## BEGIN

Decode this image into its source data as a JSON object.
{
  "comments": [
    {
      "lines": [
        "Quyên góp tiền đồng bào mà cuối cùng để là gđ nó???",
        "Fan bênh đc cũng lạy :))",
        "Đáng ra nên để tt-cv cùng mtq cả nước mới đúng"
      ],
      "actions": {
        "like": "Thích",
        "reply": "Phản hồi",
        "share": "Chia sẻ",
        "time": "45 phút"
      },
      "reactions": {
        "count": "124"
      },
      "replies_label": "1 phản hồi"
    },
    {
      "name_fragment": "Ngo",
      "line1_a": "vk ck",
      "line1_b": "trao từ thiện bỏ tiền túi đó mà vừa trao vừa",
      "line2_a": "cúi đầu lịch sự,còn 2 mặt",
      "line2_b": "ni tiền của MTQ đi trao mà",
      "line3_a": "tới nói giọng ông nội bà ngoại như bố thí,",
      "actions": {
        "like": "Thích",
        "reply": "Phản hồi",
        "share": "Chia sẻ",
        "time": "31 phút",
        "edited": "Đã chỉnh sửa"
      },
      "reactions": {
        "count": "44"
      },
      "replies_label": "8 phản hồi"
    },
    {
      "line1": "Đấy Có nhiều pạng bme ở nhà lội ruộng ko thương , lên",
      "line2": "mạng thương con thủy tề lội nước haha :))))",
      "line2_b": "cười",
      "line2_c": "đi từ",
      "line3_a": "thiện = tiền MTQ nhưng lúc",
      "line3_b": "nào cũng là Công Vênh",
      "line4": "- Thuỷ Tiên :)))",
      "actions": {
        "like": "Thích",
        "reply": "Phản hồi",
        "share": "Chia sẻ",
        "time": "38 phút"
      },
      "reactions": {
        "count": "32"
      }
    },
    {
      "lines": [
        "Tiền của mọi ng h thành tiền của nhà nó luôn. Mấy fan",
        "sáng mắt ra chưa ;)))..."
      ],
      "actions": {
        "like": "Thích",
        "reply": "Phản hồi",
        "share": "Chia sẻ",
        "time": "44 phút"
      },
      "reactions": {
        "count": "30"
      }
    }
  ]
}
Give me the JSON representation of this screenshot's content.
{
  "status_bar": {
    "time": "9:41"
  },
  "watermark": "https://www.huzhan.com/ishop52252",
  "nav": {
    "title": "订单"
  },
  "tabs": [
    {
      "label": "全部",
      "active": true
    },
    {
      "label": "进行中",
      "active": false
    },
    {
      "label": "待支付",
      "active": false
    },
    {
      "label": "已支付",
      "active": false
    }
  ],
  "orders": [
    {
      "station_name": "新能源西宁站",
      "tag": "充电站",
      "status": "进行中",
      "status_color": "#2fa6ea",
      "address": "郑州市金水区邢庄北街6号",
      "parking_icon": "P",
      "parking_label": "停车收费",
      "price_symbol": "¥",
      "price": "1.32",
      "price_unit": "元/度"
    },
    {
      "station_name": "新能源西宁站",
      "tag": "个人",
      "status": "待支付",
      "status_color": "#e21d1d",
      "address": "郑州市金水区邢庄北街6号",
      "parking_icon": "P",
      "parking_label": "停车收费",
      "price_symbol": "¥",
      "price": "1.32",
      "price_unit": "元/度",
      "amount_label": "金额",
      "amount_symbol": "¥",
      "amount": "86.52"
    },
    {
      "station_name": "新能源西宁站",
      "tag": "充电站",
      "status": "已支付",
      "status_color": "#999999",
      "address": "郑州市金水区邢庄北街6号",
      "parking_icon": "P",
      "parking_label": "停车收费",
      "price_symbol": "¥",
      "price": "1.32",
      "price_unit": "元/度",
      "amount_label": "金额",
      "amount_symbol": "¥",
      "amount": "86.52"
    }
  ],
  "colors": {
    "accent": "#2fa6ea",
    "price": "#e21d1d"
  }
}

## END

**Task prompt**:
Set every line of the listing down word for word.

**Exercise answer**:
Decode this image into its source data as a JSON object.
{
  "comments": [
    {
      "lines": [
        "Quyên góp tiền đồng bào mà cuối cùng để là gđ nó???",
        "Fan bênh đc cũng lạy :))",
        "Đáng ra nên để tt-cv cùng mtq cả nước mới đúng"
      ],
      "actions": {
        "like": "Thích",
        "reply": "Phản hồi",
        "share": "Chia sẻ",
        "time": "45 phút"
      },
      "reactions": {
        "count": "124"
      },
      "replies_label": "1 phản hồi"
    },
    {
      "name_fragment": "Ngo",
      "line1_a": "vk ck",
      "line1_b": "trao từ thiện bỏ tiền túi đó mà vừa trao vừa",
      "line2_a": "cúi đầu lịch sự,còn 2 mặt",
      "line2_b": "ni tiền của MTQ đi trao mà",
      "line3_a": "tới nói giọng ông nội bà ngoại như bố thí,",
      "actions": {
        "like": "Thích",
        "reply": "Phản hồi",
        "share": "Chia sẻ",
        "time": "31 phút",
        "edited": "Đã chỉnh sửa"
      },
      "reactions": {
        "count": "44"
      },
      "replies_label": "8 phản hồi"
    },
    {
      "line1": "Đấy Có nhiều pạng bme ở nhà lội ruộng ko thương , lên",
      "line2": "mạng thương con thủy tề lội nước haha :))))",
      "line2_b": "cười",
      "line2_c": "đi từ",
      "line3_a": "thiện = tiền MTQ nhưng lúc",
      "line3_b": "nào cũng là Công Vênh",
      "line4": "- Thuỷ Tiên :)))",
      "actions": {
        "like": "Thích",
        "reply": "Phản hồi",
        "share": "Chia sẻ",
        "time": "38 phút"
      },
      "reactions": {
        "count": "32"
      }
    },
    {
      "lines": [
        "Tiền của mọi ng h thành tiền của nhà nó luôn. Mấy fan",
        "sáng mắt ra chưa ;)))..."
      ],
      "actions": {
        "like": "Thích",
        "reply": "Phản hồi",
        "share": "Chia sẻ",
        "time": "44 phút"
      },
      "reactions": {
        "count": "30"
      }
    }
  ]
}
Give me the JSON representation of this screenshot's content.
{
  "status_bar": {
    "time": "9:41"
  },
  "watermark": "https://www.huzhan.com/ishop52252",
  "nav": {
    "title": "订单"
  },
  "tabs": [
    {
      "label": "全部",
      "active": true
    },
    {
      "label": "进行中",
      "active": false
    },
    {
      "label": "待支付",
      "active": false
    },
    {
      "label": "已支付",
      "active": false
    }
  ],
  "orders": [
    {
      "station_name": "新能源西宁站",
      "tag": "充电站",
      "status": "进行中",
      "status_color": "#2fa6ea",
      "address": "郑州市金水区邢庄北街6号",
      "parking_icon": "P",
      "parking_label": "停车收费",
      "price_symbol": "¥",
      "price": "1.32",
      "price_unit": "元/度"
    },
    {
      "station_name": "新能源西宁站",
      "tag": "个人",
      "status": "待支付",
      "status_color": "#e21d1d",
      "address": "郑州市金水区邢庄北街6号",
      "parking_icon": "P",
      "parking_label": "停车收费",
      "price_symbol": "¥",
      "price": "1.32",
      "price_unit": "元/度",
      "amount_label": "金额",
      "amount_symbol": "¥",
      "amount": "86.52"
    },
    {
      "station_name": "新能源西宁站",
      "tag": "充电站",
      "status": "已支付",
      "status_color": "#999999",
      "address": "郑州市金水区邢庄北街6号",
      "parking_icon": "P",
      "parking_label": "停车收费",
      "price_symbol": "¥",
      "price": "1.32",
      "price_unit": "元/度",
      "amount_label": "金额",
      "amount_symbol": "¥",
      "amount": "86.52"
    }
  ],
  "colors": {
    "accent": "#2fa6ea",
    "price": "#e21d1d"
  }
}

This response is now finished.